> _Goal_: Each line of the material must be repeated precisely, with the pictures left out.

— Begin Data records —

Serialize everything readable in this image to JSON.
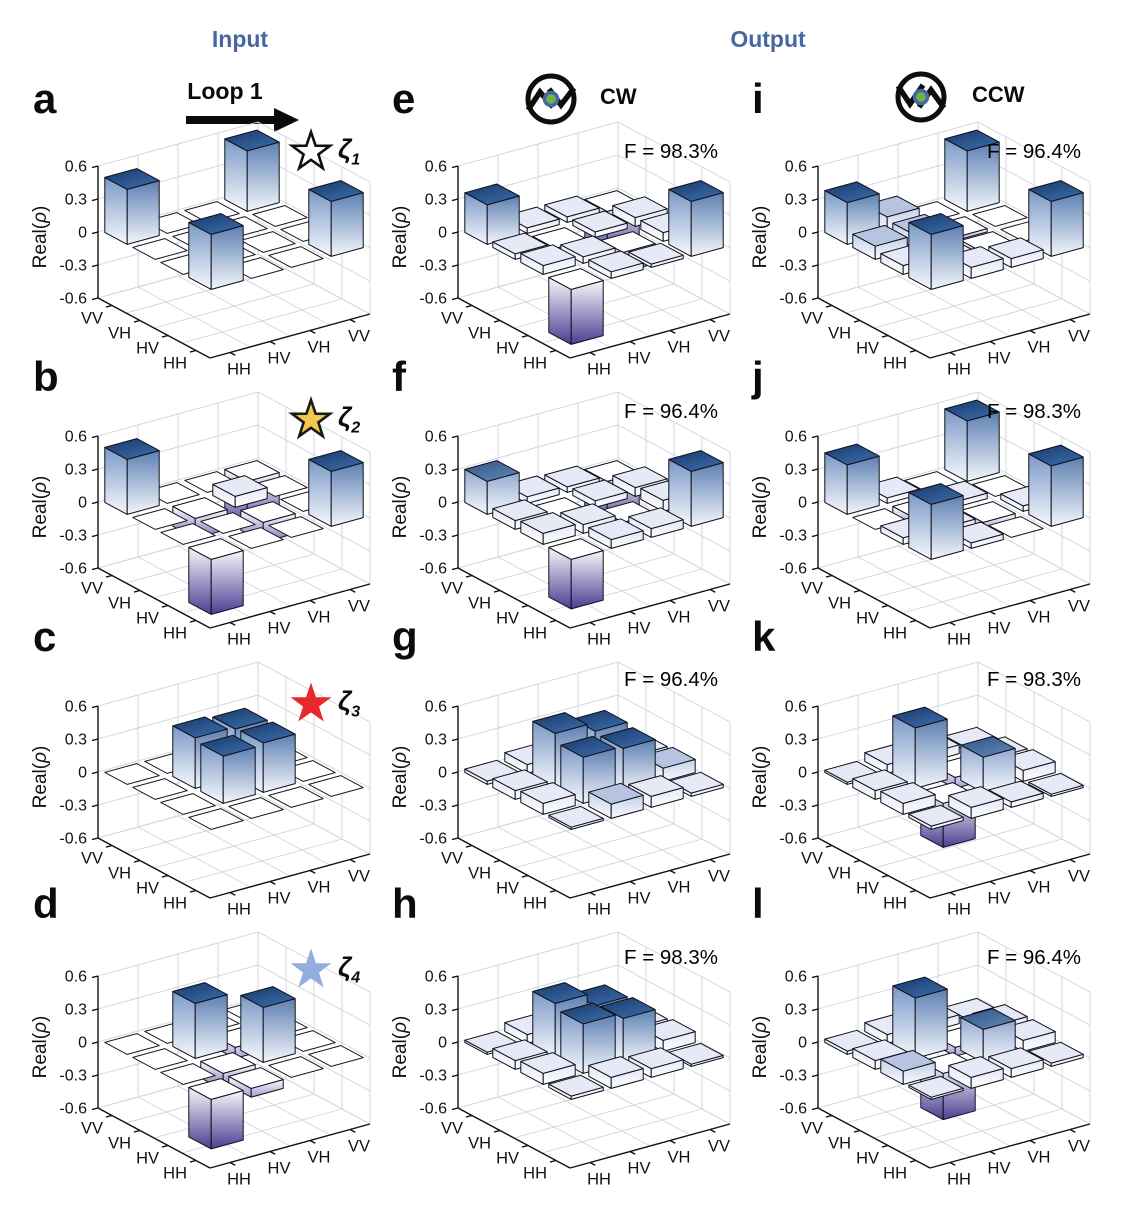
{
  "header": {
    "input_label": "Input",
    "output_label": "Output",
    "loop_label": "Loop 1",
    "cw_label": "CW",
    "ccw_label": "CCW"
  },
  "icons": {
    "rotation_circle_color": "#0d0d0d",
    "dot_green": "#76b043",
    "dot_ring_blue": "#3f69a8",
    "arrow_color": "#0a0a0a"
  },
  "colors": {
    "header_blue": "#46679f",
    "bar_top_navy": "#1d4680",
    "bar_mid_blue": "#3f6ba3",
    "bar_light_lavender": "#e6eaf6",
    "negative_purple": "#4b3e92",
    "grid_gray": "#d2d3da",
    "star_white": "#ffffff",
    "star_gold": "#f2c84f",
    "star_red": "#e8282c",
    "star_lightblue": "#92aedd"
  },
  "chart_data": {
    "type": "bar3d-grid",
    "zlabel": "Real(ρ)",
    "ztick_labels": [
      "0.6",
      "0.3",
      "0",
      "-0.3",
      "-0.6"
    ],
    "zlim": [
      -0.6,
      0.6
    ],
    "basis": [
      "HH",
      "HV",
      "VH",
      "VV"
    ],
    "grid_on": true,
    "panels": [
      {
        "letter": "a",
        "group": "Input",
        "grid_row": 0,
        "grid_col": 0,
        "marker": {
          "shape": "star",
          "fill": "#ffffff",
          "stroke": "#111111",
          "label": "ζ",
          "sub": "1"
        },
        "matrix": [
          [
            0.5,
            0,
            0,
            0.5
          ],
          [
            0,
            0,
            0,
            0
          ],
          [
            0,
            0,
            0,
            0
          ],
          [
            0.5,
            0,
            0,
            0.55
          ]
        ]
      },
      {
        "letter": "b",
        "group": "Input",
        "grid_row": 1,
        "grid_col": 0,
        "marker": {
          "shape": "star",
          "fill": "#f2c84f",
          "stroke": "#1a1a1a",
          "label": "ζ",
          "sub": "2"
        },
        "matrix": [
          [
            -0.5,
            0,
            0,
            0.5
          ],
          [
            0,
            0,
            -0.18,
            0
          ],
          [
            0,
            -0.18,
            0.1,
            0
          ],
          [
            0.5,
            0,
            0,
            -0.45
          ]
        ]
      },
      {
        "letter": "c",
        "group": "Input",
        "grid_row": 2,
        "grid_col": 0,
        "marker": {
          "shape": "star",
          "fill": "#e8282c",
          "stroke": "#e8282c",
          "label": "ζ",
          "sub": "3"
        },
        "matrix": [
          [
            0,
            0,
            0,
            0
          ],
          [
            0,
            0.43,
            0.45,
            0
          ],
          [
            0,
            0.46,
            0.44,
            0
          ],
          [
            0,
            0,
            0,
            0
          ]
        ]
      },
      {
        "letter": "d",
        "group": "Input",
        "grid_row": 3,
        "grid_col": 0,
        "marker": {
          "shape": "star",
          "fill": "#92aedd",
          "stroke": "#92aedd",
          "label": "ζ",
          "sub": "4"
        },
        "matrix": [
          [
            -0.45,
            -0.08,
            0,
            0
          ],
          [
            0,
            -0.15,
            0.5,
            0
          ],
          [
            0,
            0.5,
            -0.1,
            0
          ],
          [
            0,
            0,
            0,
            0
          ]
        ]
      },
      {
        "letter": "e",
        "group": "CW",
        "grid_row": 0,
        "grid_col": 1,
        "fidelity": "F = 98.3%",
        "matrix": [
          [
            -0.5,
            0.06,
            0.03,
            0.5
          ],
          [
            0.08,
            0.06,
            -0.18,
            0.08
          ],
          [
            0.05,
            -0.15,
            0.05,
            0.08
          ],
          [
            0.36,
            0.05,
            0.05,
            -0.4
          ]
        ]
      },
      {
        "letter": "f",
        "group": "CW",
        "grid_row": 1,
        "grid_col": 1,
        "fidelity": "F = 96.4%",
        "matrix": [
          [
            -0.45,
            0.08,
            0.08,
            0.5
          ],
          [
            0.1,
            0.08,
            -0.15,
            0.1
          ],
          [
            0.08,
            -0.15,
            0.06,
            0.08
          ],
          [
            0.3,
            0.06,
            0.05,
            -0.4
          ]
        ]
      },
      {
        "letter": "g",
        "group": "CW",
        "grid_row": 2,
        "grid_col": 1,
        "fidelity": "F = 96.4%",
        "matrix": [
          [
            0.02,
            0.13,
            0.1,
            0.03
          ],
          [
            0.1,
            0.42,
            0.4,
            0.12
          ],
          [
            0.08,
            0.5,
            0.42,
            0.1
          ],
          [
            0.03,
            0.08,
            0.08,
            0.02
          ]
        ]
      },
      {
        "letter": "h",
        "group": "CW",
        "grid_row": 3,
        "grid_col": 1,
        "fidelity": "F = 98.3%",
        "matrix": [
          [
            0.03,
            0.1,
            0.08,
            0.02
          ],
          [
            0.1,
            0.45,
            0.4,
            0.1
          ],
          [
            0.08,
            0.5,
            0.38,
            0.08
          ],
          [
            0.02,
            0.08,
            0.08,
            0.03
          ]
        ]
      },
      {
        "letter": "i",
        "group": "CCW",
        "grid_row": 0,
        "grid_col": 2,
        "fidelity": "F = 96.4%",
        "matrix": [
          [
            0.5,
            0.1,
            0.08,
            0.5
          ],
          [
            0.08,
            0.03,
            -0.04,
            0
          ],
          [
            0.12,
            0.12,
            -0.03,
            0
          ],
          [
            0.38,
            0.15,
            0,
            0.55
          ]
        ]
      },
      {
        "letter": "j",
        "group": "CCW",
        "grid_row": 1,
        "grid_col": 2,
        "fidelity": "F = 98.3%",
        "matrix": [
          [
            0.5,
            0.05,
            0,
            0.55
          ],
          [
            0.06,
            0.05,
            -0.1,
            0.05
          ],
          [
            0,
            -0.08,
            0.05,
            0
          ],
          [
            0.45,
            0.05,
            0,
            0.55
          ]
        ]
      },
      {
        "letter": "k",
        "group": "CCW",
        "grid_row": 2,
        "grid_col": 2,
        "fidelity": "F = 98.3%",
        "matrix": [
          [
            0.03,
            0.1,
            0.05,
            0.02
          ],
          [
            0.1,
            -0.4,
            0.32,
            0.1
          ],
          [
            0.08,
            0.55,
            -0.1,
            0.08
          ],
          [
            0.02,
            0.08,
            0.08,
            0.03
          ]
        ]
      },
      {
        "letter": "l",
        "group": "CCW",
        "grid_row": 3,
        "grid_col": 2,
        "fidelity": "F = 96.4%",
        "matrix": [
          [
            0.02,
            0.1,
            0.08,
            0.03
          ],
          [
            0.12,
            -0.42,
            0.3,
            0.1
          ],
          [
            0.08,
            0.55,
            -0.08,
            0.1
          ],
          [
            0.03,
            0.08,
            0.08,
            0.02
          ]
        ]
      }
    ]
  }
}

— End Data records —

> _Correct response_:
Serialize everything readable in this image to JSON.
{
  "header": {
    "input_label": "Input",
    "output_label": "Output",
    "loop_label": "Loop 1",
    "cw_label": "CW",
    "ccw_label": "CCW"
  },
  "icons": {
    "rotation_circle_color": "#0d0d0d",
    "dot_green": "#76b043",
    "dot_ring_blue": "#3f69a8",
    "arrow_color": "#0a0a0a"
  },
  "colors": {
    "header_blue": "#46679f",
    "bar_top_navy": "#1d4680",
    "bar_mid_blue": "#3f6ba3",
    "bar_light_lavender": "#e6eaf6",
    "negative_purple": "#4b3e92",
    "grid_gray": "#d2d3da",
    "star_white": "#ffffff",
    "star_gold": "#f2c84f",
    "star_red": "#e8282c",
    "star_lightblue": "#92aedd"
  },
  "chart_data": {
    "type": "bar3d-grid",
    "zlabel": "Real(ρ)",
    "ztick_labels": [
      "0.6",
      "0.3",
      "0",
      "-0.3",
      "-0.6"
    ],
    "zlim": [
      -0.6,
      0.6
    ],
    "basis": [
      "HH",
      "HV",
      "VH",
      "VV"
    ],
    "grid_on": true,
    "panels": [
      {
        "letter": "a",
        "group": "Input",
        "grid_row": 0,
        "grid_col": 0,
        "marker": {
          "shape": "star",
          "fill": "#ffffff",
          "stroke": "#111111",
          "label": "ζ",
          "sub": "1"
        },
        "matrix": [
          [
            0.5,
            0,
            0,
            0.5
          ],
          [
            0,
            0,
            0,
            0
          ],
          [
            0,
            0,
            0,
            0
          ],
          [
            0.5,
            0,
            0,
            0.55
          ]
        ]
      },
      {
        "letter": "b",
        "group": "Input",
        "grid_row": 1,
        "grid_col": 0,
        "marker": {
          "shape": "star",
          "fill": "#f2c84f",
          "stroke": "#1a1a1a",
          "label": "ζ",
          "sub": "2"
        },
        "matrix": [
          [
            -0.5,
            0,
            0,
            0.5
          ],
          [
            0,
            0,
            -0.18,
            0
          ],
          [
            0,
            -0.18,
            0.1,
            0
          ],
          [
            0.5,
            0,
            0,
            -0.45
          ]
        ]
      },
      {
        "letter": "c",
        "group": "Input",
        "grid_row": 2,
        "grid_col": 0,
        "marker": {
          "shape": "star",
          "fill": "#e8282c",
          "stroke": "#e8282c",
          "label": "ζ",
          "sub": "3"
        },
        "matrix": [
          [
            0,
            0,
            0,
            0
          ],
          [
            0,
            0.43,
            0.45,
            0
          ],
          [
            0,
            0.46,
            0.44,
            0
          ],
          [
            0,
            0,
            0,
            0
          ]
        ]
      },
      {
        "letter": "d",
        "group": "Input",
        "grid_row": 3,
        "grid_col": 0,
        "marker": {
          "shape": "star",
          "fill": "#92aedd",
          "stroke": "#92aedd",
          "label": "ζ",
          "sub": "4"
        },
        "matrix": [
          [
            -0.45,
            -0.08,
            0,
            0
          ],
          [
            0,
            -0.15,
            0.5,
            0
          ],
          [
            0,
            0.5,
            -0.1,
            0
          ],
          [
            0,
            0,
            0,
            0
          ]
        ]
      },
      {
        "letter": "e",
        "group": "CW",
        "grid_row": 0,
        "grid_col": 1,
        "fidelity": "F = 98.3%",
        "matrix": [
          [
            -0.5,
            0.06,
            0.03,
            0.5
          ],
          [
            0.08,
            0.06,
            -0.18,
            0.08
          ],
          [
            0.05,
            -0.15,
            0.05,
            0.08
          ],
          [
            0.36,
            0.05,
            0.05,
            -0.4
          ]
        ]
      },
      {
        "letter": "f",
        "group": "CW",
        "grid_row": 1,
        "grid_col": 1,
        "fidelity": "F = 96.4%",
        "matrix": [
          [
            -0.45,
            0.08,
            0.08,
            0.5
          ],
          [
            0.1,
            0.08,
            -0.15,
            0.1
          ],
          [
            0.08,
            -0.15,
            0.06,
            0.08
          ],
          [
            0.3,
            0.06,
            0.05,
            -0.4
          ]
        ]
      },
      {
        "letter": "g",
        "group": "CW",
        "grid_row": 2,
        "grid_col": 1,
        "fidelity": "F = 96.4%",
        "matrix": [
          [
            0.02,
            0.13,
            0.1,
            0.03
          ],
          [
            0.1,
            0.42,
            0.4,
            0.12
          ],
          [
            0.08,
            0.5,
            0.42,
            0.1
          ],
          [
            0.03,
            0.08,
            0.08,
            0.02
          ]
        ]
      },
      {
        "letter": "h",
        "group": "CW",
        "grid_row": 3,
        "grid_col": 1,
        "fidelity": "F = 98.3%",
        "matrix": [
          [
            0.03,
            0.1,
            0.08,
            0.02
          ],
          [
            0.1,
            0.45,
            0.4,
            0.1
          ],
          [
            0.08,
            0.5,
            0.38,
            0.08
          ],
          [
            0.02,
            0.08,
            0.08,
            0.03
          ]
        ]
      },
      {
        "letter": "i",
        "group": "CCW",
        "grid_row": 0,
        "grid_col": 2,
        "fidelity": "F = 96.4%",
        "matrix": [
          [
            0.5,
            0.1,
            0.08,
            0.5
          ],
          [
            0.08,
            0.03,
            -0.04,
            0
          ],
          [
            0.12,
            0.12,
            -0.03,
            0
          ],
          [
            0.38,
            0.15,
            0,
            0.55
          ]
        ]
      },
      {
        "letter": "j",
        "group": "CCW",
        "grid_row": 1,
        "grid_col": 2,
        "fidelity": "F = 98.3%",
        "matrix": [
          [
            0.5,
            0.05,
            0,
            0.55
          ],
          [
            0.06,
            0.05,
            -0.1,
            0.05
          ],
          [
            0,
            -0.08,
            0.05,
            0
          ],
          [
            0.45,
            0.05,
            0,
            0.55
          ]
        ]
      },
      {
        "letter": "k",
        "group": "CCW",
        "grid_row": 2,
        "grid_col": 2,
        "fidelity": "F = 98.3%",
        "matrix": [
          [
            0.03,
            0.1,
            0.05,
            0.02
          ],
          [
            0.1,
            -0.4,
            0.32,
            0.1
          ],
          [
            0.08,
            0.55,
            -0.1,
            0.08
          ],
          [
            0.02,
            0.08,
            0.08,
            0.03
          ]
        ]
      },
      {
        "letter": "l",
        "group": "CCW",
        "grid_row": 3,
        "grid_col": 2,
        "fidelity": "F = 96.4%",
        "matrix": [
          [
            0.02,
            0.1,
            0.08,
            0.03
          ],
          [
            0.12,
            -0.42,
            0.3,
            0.1
          ],
          [
            0.08,
            0.55,
            -0.08,
            0.1
          ],
          [
            0.03,
            0.08,
            0.08,
            0.02
          ]
        ]
      }
    ]
  }
}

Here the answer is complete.